**Goal:** Work through the material below line by line and say how many lines include the word "this". Only the number, please.

**Given entries:**
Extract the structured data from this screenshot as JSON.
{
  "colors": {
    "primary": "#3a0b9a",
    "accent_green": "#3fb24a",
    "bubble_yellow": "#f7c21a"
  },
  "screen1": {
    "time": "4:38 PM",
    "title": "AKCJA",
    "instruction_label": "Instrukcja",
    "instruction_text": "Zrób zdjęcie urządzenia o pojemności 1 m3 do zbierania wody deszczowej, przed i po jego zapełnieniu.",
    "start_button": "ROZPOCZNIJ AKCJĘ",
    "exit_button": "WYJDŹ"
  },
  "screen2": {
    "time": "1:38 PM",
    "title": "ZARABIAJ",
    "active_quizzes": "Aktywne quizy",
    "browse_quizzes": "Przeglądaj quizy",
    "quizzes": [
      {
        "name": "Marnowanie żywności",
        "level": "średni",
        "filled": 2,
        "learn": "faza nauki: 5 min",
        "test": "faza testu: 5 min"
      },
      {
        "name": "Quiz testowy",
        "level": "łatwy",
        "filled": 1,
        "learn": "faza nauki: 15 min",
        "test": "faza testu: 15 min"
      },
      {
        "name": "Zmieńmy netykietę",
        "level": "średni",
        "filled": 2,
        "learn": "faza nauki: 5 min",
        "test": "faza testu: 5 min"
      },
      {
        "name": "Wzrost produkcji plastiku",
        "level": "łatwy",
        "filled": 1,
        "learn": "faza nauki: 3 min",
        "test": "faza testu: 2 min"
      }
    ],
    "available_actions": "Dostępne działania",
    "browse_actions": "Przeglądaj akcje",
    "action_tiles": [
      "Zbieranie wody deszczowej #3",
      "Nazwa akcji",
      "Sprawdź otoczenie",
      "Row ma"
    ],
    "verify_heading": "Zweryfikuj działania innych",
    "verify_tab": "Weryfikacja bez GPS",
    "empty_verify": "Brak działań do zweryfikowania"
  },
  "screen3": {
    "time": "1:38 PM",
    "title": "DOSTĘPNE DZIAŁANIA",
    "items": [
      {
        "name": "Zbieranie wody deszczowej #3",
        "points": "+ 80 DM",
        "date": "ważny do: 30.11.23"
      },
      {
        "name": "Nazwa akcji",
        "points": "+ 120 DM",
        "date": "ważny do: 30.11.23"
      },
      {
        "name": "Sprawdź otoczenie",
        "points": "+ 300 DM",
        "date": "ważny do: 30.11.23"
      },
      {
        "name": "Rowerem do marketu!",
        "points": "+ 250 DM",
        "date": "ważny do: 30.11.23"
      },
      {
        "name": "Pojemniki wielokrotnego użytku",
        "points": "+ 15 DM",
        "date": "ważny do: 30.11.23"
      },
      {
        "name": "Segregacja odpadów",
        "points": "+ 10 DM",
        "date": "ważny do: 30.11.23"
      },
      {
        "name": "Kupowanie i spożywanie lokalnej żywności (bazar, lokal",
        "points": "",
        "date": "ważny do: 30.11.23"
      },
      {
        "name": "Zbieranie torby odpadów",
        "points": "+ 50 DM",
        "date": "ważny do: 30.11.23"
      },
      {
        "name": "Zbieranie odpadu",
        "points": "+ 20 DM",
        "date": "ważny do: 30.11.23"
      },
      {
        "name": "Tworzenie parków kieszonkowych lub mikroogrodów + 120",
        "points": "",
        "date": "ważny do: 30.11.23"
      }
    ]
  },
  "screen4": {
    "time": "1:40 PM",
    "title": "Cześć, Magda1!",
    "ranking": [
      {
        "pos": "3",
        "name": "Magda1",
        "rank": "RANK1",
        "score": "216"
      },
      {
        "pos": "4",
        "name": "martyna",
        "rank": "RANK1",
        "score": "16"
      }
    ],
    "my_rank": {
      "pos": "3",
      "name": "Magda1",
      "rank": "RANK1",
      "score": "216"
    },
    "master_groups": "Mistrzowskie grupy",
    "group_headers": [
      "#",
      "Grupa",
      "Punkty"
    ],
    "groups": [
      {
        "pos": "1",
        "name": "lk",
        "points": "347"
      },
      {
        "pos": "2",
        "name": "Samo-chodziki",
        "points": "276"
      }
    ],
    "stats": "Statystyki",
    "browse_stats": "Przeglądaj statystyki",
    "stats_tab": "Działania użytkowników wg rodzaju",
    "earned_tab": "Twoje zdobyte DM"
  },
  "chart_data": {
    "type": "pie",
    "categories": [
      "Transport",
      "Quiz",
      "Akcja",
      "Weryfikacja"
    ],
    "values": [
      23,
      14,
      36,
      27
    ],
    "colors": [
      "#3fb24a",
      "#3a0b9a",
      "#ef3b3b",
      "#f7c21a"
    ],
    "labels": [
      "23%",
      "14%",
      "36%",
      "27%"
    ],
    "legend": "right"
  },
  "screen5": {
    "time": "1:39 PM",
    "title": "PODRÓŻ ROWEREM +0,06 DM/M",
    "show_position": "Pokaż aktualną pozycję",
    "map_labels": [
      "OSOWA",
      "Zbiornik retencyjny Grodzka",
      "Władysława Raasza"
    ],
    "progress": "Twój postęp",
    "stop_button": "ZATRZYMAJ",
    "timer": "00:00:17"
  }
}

---

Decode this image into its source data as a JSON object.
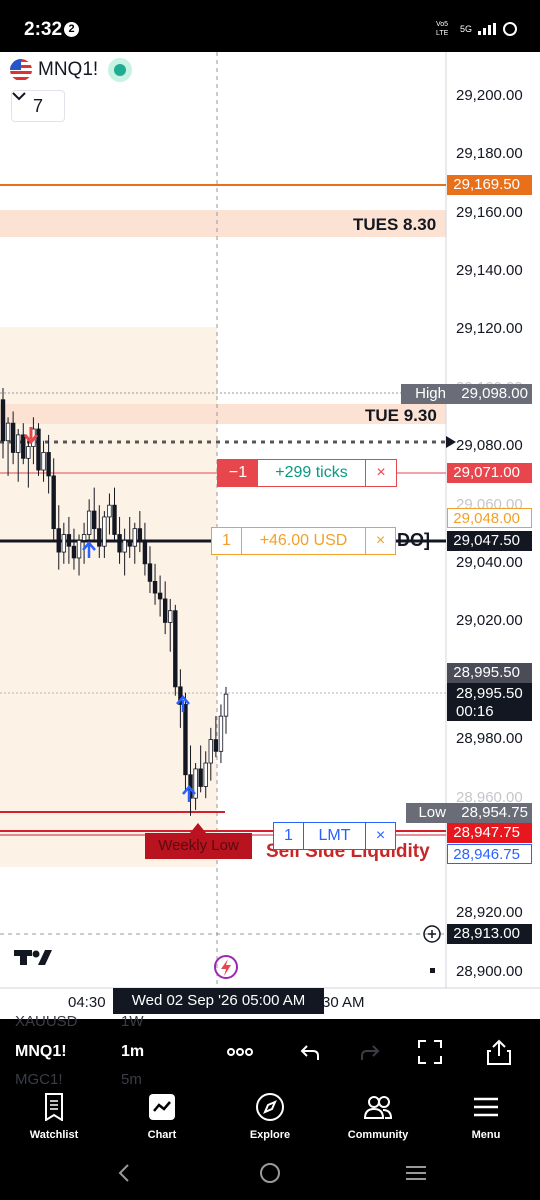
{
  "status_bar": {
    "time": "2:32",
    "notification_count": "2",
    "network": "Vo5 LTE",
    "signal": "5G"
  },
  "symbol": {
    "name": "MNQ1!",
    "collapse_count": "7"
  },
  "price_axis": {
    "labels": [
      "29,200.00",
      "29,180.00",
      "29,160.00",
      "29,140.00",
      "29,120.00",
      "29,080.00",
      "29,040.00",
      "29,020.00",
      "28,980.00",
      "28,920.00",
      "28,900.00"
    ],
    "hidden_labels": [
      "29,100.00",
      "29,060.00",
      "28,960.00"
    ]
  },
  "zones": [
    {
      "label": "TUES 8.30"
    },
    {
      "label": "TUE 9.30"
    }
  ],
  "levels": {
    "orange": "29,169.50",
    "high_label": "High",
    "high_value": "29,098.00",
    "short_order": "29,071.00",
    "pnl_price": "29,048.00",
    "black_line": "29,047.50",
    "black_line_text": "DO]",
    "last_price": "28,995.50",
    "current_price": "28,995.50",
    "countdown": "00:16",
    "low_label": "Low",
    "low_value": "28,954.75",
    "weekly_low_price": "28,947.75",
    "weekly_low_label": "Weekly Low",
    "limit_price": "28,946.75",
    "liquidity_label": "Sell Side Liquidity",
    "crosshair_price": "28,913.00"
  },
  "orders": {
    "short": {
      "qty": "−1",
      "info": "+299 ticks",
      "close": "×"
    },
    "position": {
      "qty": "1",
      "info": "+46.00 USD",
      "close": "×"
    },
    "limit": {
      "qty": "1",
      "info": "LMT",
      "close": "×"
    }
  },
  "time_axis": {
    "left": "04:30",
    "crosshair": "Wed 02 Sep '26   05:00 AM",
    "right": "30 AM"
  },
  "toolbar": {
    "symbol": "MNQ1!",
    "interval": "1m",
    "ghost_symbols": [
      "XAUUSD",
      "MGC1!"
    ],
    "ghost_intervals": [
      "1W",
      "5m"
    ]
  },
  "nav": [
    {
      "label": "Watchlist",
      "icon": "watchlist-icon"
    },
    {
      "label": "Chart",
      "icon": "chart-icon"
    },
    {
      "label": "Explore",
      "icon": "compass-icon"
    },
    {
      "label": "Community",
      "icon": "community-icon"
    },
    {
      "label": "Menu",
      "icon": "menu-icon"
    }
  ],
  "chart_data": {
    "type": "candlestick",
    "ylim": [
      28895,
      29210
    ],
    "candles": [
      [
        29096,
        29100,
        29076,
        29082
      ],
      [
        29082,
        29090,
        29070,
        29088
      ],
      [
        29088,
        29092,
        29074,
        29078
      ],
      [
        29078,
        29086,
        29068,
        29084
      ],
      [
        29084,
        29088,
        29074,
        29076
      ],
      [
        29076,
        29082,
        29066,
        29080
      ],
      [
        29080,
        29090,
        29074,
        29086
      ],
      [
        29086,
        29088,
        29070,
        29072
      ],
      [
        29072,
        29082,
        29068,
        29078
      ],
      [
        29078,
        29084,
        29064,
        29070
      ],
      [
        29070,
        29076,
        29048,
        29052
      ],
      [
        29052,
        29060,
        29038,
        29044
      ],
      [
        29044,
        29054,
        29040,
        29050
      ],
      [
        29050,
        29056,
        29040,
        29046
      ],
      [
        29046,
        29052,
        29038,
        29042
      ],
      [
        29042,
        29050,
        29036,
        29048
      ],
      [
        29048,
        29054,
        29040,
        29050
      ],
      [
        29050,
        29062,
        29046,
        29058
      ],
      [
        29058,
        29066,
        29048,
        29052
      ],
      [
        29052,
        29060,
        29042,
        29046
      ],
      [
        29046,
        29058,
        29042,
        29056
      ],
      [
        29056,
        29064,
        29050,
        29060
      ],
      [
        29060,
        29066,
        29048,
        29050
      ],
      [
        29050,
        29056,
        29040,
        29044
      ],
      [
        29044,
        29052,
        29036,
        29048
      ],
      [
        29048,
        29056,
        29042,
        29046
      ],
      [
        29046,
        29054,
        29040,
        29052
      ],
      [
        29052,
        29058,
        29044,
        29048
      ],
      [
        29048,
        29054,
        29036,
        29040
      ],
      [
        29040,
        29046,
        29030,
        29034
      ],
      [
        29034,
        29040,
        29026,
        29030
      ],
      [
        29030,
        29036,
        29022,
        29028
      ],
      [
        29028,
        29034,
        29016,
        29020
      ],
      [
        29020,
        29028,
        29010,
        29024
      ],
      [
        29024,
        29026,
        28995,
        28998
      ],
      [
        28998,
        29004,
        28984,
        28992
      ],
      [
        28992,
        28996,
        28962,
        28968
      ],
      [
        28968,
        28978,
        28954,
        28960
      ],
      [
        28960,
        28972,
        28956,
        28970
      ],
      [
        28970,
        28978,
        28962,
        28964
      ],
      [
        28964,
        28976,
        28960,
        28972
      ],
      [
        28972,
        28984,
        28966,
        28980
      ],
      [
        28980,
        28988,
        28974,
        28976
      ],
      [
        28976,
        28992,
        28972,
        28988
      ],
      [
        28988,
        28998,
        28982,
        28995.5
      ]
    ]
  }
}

**Correct result:** 2